_Short problem_.
Of all the lines in these entries, how many contain the string "image"? Give only that count.

Source data:
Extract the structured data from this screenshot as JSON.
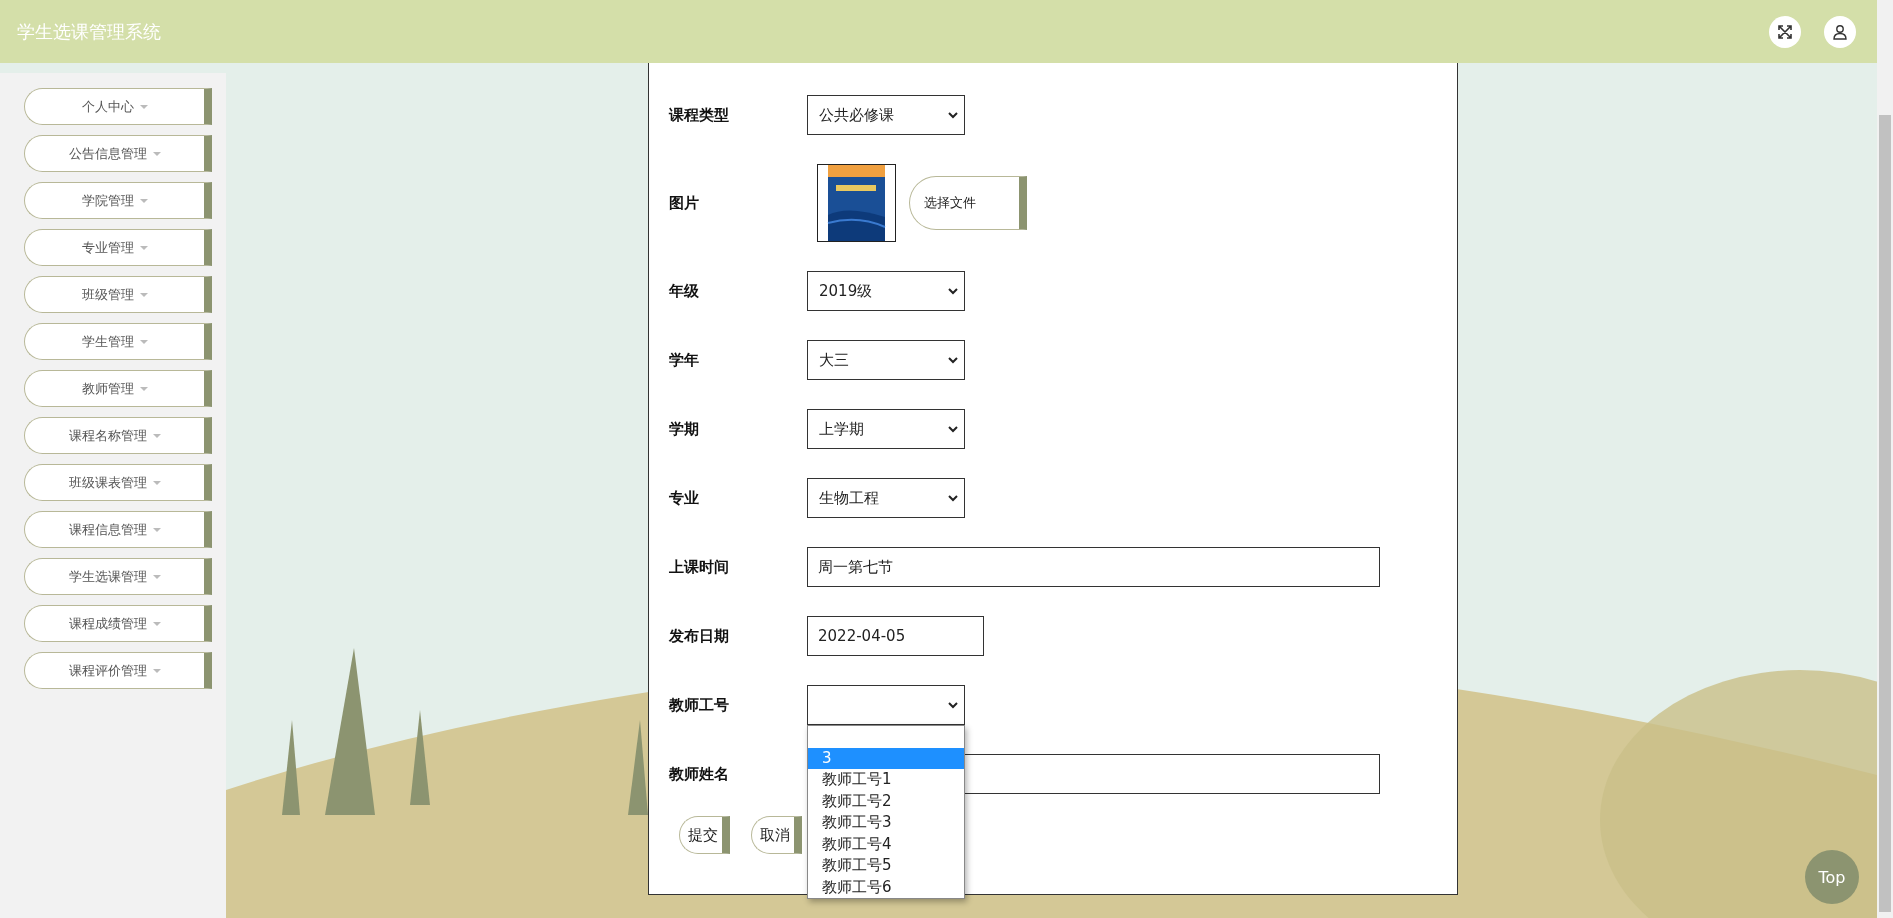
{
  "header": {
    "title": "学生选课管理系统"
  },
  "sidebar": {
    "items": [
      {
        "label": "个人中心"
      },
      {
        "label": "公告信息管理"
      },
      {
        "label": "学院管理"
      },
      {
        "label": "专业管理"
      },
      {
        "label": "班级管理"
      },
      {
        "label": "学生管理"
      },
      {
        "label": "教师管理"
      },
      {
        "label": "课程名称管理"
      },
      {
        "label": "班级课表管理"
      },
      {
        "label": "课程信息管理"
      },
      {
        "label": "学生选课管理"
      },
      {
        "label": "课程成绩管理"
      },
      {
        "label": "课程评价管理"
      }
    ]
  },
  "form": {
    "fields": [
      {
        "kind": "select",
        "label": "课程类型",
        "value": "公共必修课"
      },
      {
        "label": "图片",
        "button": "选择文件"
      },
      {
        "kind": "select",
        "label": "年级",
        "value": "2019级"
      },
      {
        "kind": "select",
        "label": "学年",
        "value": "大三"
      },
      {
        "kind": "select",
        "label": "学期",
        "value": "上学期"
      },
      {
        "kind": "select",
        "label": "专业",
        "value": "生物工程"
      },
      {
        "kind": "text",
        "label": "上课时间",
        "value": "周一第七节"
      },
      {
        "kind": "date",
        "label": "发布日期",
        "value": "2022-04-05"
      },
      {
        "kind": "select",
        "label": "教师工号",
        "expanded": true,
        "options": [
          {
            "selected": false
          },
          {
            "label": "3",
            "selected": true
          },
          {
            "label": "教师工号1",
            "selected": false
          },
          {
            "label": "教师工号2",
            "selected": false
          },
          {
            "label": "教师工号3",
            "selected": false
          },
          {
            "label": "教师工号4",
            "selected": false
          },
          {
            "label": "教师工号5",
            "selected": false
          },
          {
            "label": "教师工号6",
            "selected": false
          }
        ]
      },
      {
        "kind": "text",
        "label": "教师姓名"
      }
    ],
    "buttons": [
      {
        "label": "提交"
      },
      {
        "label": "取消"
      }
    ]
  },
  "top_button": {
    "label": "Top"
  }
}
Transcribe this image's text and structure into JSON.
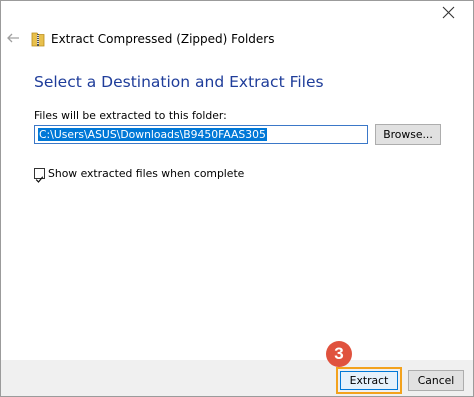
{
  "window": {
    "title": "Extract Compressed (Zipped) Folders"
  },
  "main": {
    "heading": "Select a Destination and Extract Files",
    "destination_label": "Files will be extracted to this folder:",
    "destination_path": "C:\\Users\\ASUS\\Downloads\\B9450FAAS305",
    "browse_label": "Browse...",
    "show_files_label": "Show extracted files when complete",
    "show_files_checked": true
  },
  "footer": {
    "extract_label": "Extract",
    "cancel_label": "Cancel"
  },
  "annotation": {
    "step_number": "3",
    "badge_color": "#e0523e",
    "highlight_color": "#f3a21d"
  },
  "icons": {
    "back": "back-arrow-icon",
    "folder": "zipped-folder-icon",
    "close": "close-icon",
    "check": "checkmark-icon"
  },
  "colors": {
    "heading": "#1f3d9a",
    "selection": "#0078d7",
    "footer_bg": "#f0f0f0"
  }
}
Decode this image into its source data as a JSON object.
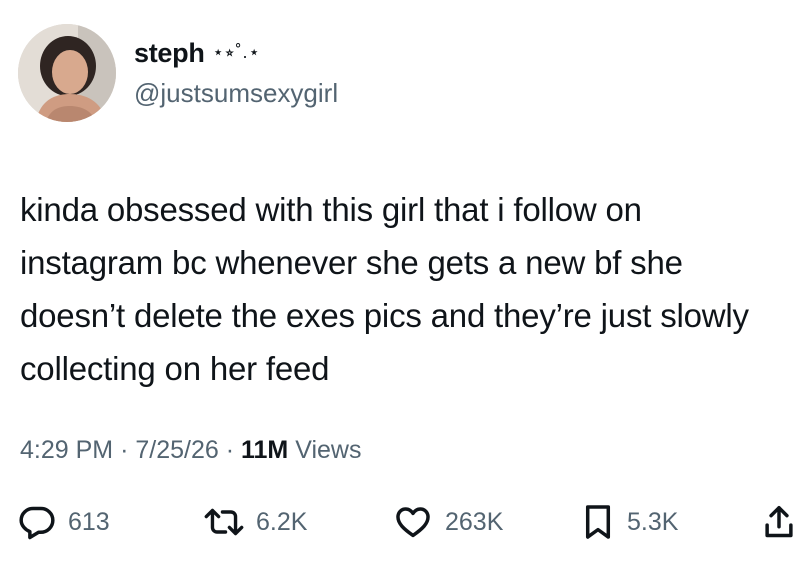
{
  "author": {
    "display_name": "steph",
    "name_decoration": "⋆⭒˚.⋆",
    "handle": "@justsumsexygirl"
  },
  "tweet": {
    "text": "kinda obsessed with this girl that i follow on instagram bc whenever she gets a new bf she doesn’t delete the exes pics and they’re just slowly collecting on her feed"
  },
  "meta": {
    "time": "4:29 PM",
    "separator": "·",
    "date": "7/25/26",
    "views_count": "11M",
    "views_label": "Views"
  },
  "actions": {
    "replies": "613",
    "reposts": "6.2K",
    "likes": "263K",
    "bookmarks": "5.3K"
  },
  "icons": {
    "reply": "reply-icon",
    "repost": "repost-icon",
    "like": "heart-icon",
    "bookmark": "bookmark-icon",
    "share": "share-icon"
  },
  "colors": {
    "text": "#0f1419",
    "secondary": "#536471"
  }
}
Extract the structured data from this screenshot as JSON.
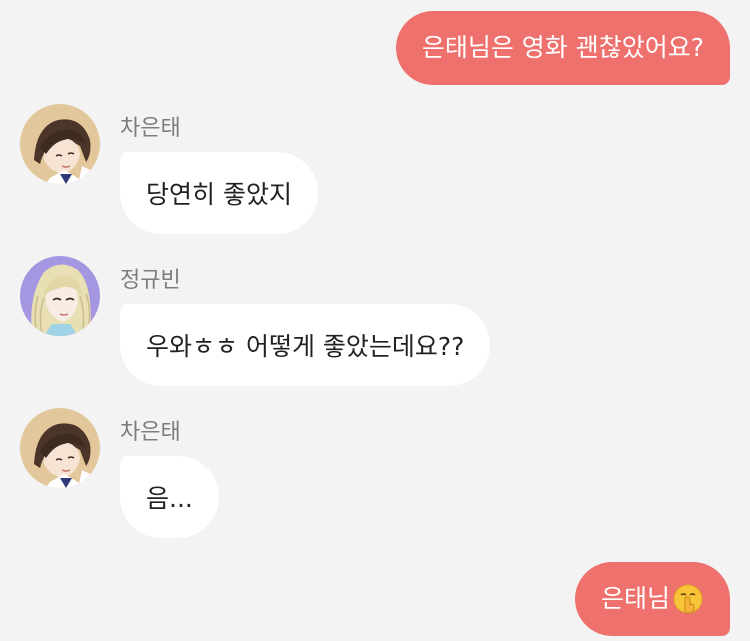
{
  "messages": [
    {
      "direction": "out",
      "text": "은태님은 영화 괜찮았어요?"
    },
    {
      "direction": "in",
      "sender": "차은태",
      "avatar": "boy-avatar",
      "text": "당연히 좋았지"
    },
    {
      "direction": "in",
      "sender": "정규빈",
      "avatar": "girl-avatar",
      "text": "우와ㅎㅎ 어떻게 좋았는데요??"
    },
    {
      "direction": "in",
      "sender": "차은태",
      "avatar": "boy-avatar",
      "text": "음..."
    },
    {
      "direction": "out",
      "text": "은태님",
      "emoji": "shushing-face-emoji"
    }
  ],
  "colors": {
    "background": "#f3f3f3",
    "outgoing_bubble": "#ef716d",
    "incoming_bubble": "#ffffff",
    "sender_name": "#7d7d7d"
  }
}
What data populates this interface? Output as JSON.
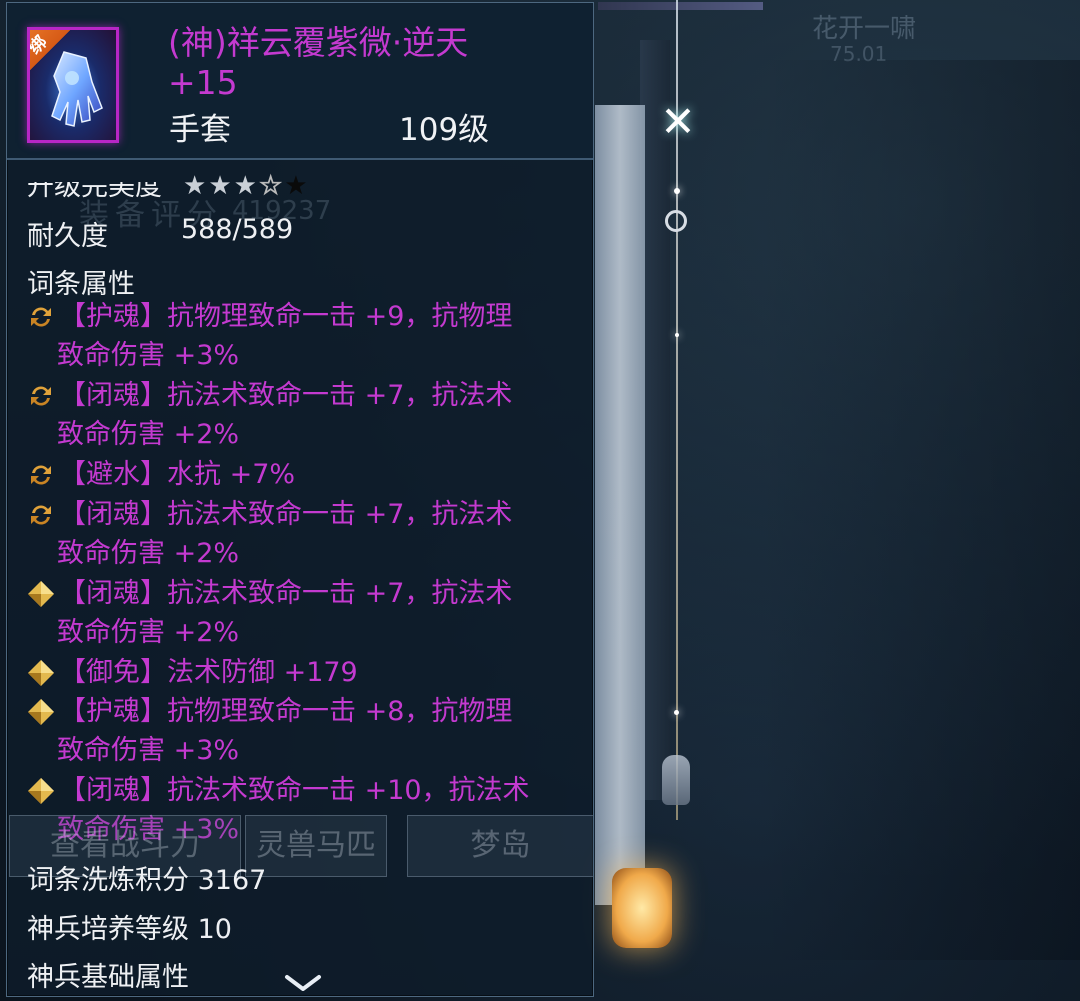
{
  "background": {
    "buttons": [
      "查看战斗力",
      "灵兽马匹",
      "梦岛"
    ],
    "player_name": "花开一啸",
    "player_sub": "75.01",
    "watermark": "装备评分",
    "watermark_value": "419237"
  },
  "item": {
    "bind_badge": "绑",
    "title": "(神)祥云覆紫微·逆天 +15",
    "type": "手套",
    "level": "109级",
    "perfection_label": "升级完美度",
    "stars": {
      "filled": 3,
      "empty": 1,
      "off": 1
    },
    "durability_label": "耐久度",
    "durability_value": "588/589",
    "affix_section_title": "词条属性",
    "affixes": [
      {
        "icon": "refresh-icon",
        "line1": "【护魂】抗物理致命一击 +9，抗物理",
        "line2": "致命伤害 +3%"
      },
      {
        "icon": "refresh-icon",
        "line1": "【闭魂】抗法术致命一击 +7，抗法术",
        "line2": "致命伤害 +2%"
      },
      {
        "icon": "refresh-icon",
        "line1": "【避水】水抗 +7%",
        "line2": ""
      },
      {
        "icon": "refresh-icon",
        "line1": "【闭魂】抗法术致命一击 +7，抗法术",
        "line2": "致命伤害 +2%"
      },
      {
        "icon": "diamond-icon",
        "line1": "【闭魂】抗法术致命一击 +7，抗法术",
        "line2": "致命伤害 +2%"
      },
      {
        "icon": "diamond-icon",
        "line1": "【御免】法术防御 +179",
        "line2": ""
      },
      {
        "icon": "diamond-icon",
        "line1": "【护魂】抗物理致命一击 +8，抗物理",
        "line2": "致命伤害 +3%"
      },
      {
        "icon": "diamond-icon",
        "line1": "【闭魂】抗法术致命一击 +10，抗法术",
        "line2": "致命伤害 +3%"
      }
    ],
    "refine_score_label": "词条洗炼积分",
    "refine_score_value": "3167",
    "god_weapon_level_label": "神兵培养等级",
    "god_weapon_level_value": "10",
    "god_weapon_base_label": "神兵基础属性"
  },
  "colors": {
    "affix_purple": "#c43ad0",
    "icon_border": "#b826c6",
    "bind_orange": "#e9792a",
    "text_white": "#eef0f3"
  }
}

_Response_.
2